++++ SUPPLIED RECORDS ++++

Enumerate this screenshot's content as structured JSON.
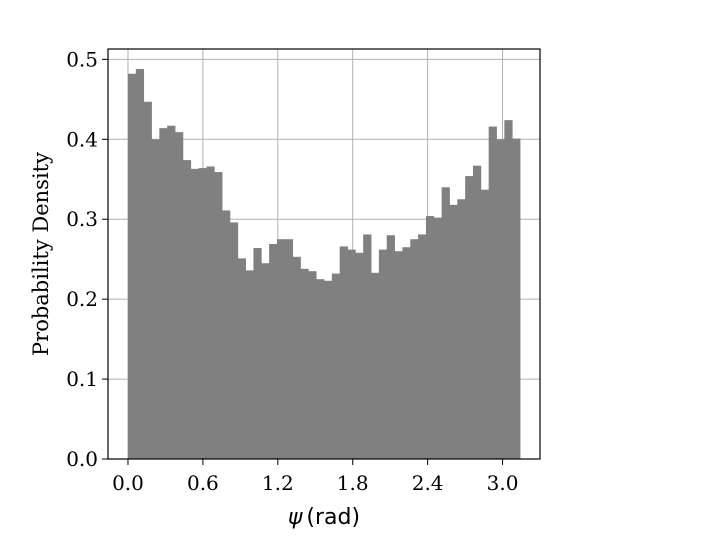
{
  "chart_data": {
    "type": "bar",
    "xlabel_symbol": "ψ",
    "xlabel_unit": "(rad)",
    "ylabel": "Probability Density",
    "xlim": [
      -0.16,
      3.3
    ],
    "ylim": [
      0.0,
      0.513
    ],
    "xticks": [
      0.0,
      0.6,
      1.2,
      1.8,
      2.4,
      3.0
    ],
    "xtick_labels": [
      "0.0",
      "0.6",
      "1.2",
      "1.8",
      "2.4",
      "3.0"
    ],
    "yticks": [
      0.0,
      0.1,
      0.2,
      0.3,
      0.4,
      0.5
    ],
    "ytick_labels": [
      "0.0",
      "0.1",
      "0.2",
      "0.3",
      "0.4",
      "0.5"
    ],
    "grid": true,
    "bar_color": "#808080",
    "bin_start": 0.0,
    "bin_width": 0.0628,
    "values": [
      0.482,
      0.488,
      0.447,
      0.4,
      0.414,
      0.417,
      0.409,
      0.374,
      0.363,
      0.364,
      0.366,
      0.359,
      0.311,
      0.296,
      0.251,
      0.236,
      0.264,
      0.245,
      0.269,
      0.275,
      0.275,
      0.253,
      0.238,
      0.235,
      0.225,
      0.223,
      0.232,
      0.266,
      0.262,
      0.258,
      0.281,
      0.233,
      0.262,
      0.28,
      0.26,
      0.265,
      0.275,
      0.281,
      0.304,
      0.302,
      0.34,
      0.318,
      0.325,
      0.354,
      0.367,
      0.337,
      0.416,
      0.4,
      0.424,
      0.401
    ]
  }
}
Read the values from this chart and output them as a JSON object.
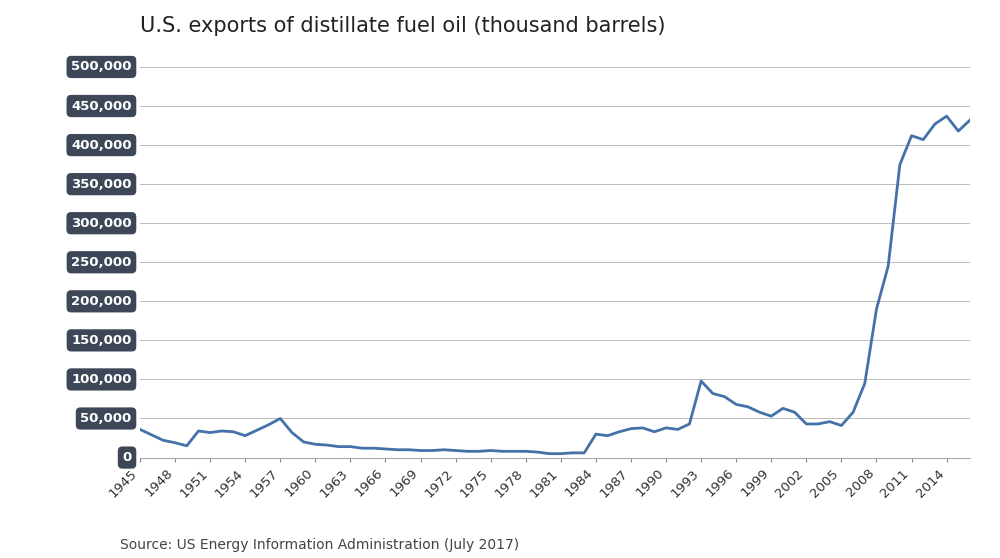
{
  "title": "U.S. exports of distillate fuel oil (thousand barrels)",
  "source_text": "Source: US Energy Information Administration (July 2017)",
  "line_color": "#4472a8",
  "background_color": "#ffffff",
  "plot_bg_color": "#ffffff",
  "ylabel_bg_color": "#3d4757",
  "ylabel_text_color": "#ffffff",
  "grid_color": "#bbbbbb",
  "title_fontsize": 15,
  "tick_fontsize": 9.5,
  "source_fontsize": 10,
  "ylim": [
    0,
    500000
  ],
  "yticks": [
    0,
    50000,
    100000,
    150000,
    200000,
    250000,
    300000,
    350000,
    400000,
    450000,
    500000
  ],
  "ytick_labels": [
    "0",
    "50,000",
    "100,000",
    "150,000",
    "200,000",
    "250,000",
    "300,000",
    "350,000",
    "400,000",
    "450,000",
    "500,000"
  ],
  "years": [
    1945,
    1946,
    1947,
    1948,
    1949,
    1950,
    1951,
    1952,
    1953,
    1954,
    1955,
    1956,
    1957,
    1958,
    1959,
    1960,
    1961,
    1962,
    1963,
    1964,
    1965,
    1966,
    1967,
    1968,
    1969,
    1970,
    1971,
    1972,
    1973,
    1974,
    1975,
    1976,
    1977,
    1978,
    1979,
    1980,
    1981,
    1982,
    1983,
    1984,
    1985,
    1986,
    1987,
    1988,
    1989,
    1990,
    1991,
    1992,
    1993,
    1994,
    1995,
    1996,
    1997,
    1998,
    1999,
    2000,
    2001,
    2002,
    2003,
    2004,
    2005,
    2006,
    2007,
    2008,
    2009,
    2010,
    2011,
    2012,
    2013,
    2014,
    2015,
    2016
  ],
  "values": [
    36000,
    29000,
    22000,
    19000,
    15000,
    34000,
    32000,
    34000,
    33000,
    28000,
    35000,
    42000,
    50000,
    32000,
    20000,
    17000,
    16000,
    14000,
    14000,
    12000,
    12000,
    11000,
    10000,
    10000,
    9000,
    9000,
    10000,
    9000,
    8000,
    8000,
    9000,
    8000,
    8000,
    8000,
    7000,
    5000,
    5000,
    6000,
    6000,
    30000,
    28000,
    33000,
    37000,
    38000,
    33000,
    38000,
    36000,
    43000,
    98000,
    82000,
    78000,
    68000,
    65000,
    58000,
    53000,
    63000,
    58000,
    43000,
    43000,
    46000,
    41000,
    58000,
    95000,
    190000,
    245000,
    375000,
    412000,
    407000,
    427000,
    437000,
    418000,
    432000
  ]
}
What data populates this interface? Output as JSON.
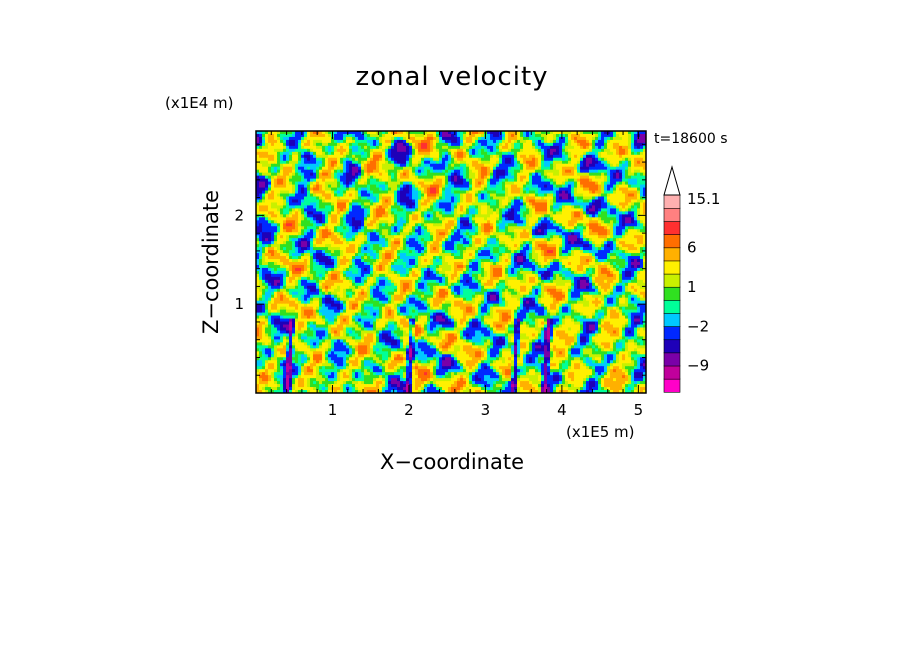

++++

▶ DIRECTION
Copy every line above that holds the word "values".

▶ EXERCISE OUTPUT
    "values": [
Read the values from this chart and output them as a JSON object.
  "values": [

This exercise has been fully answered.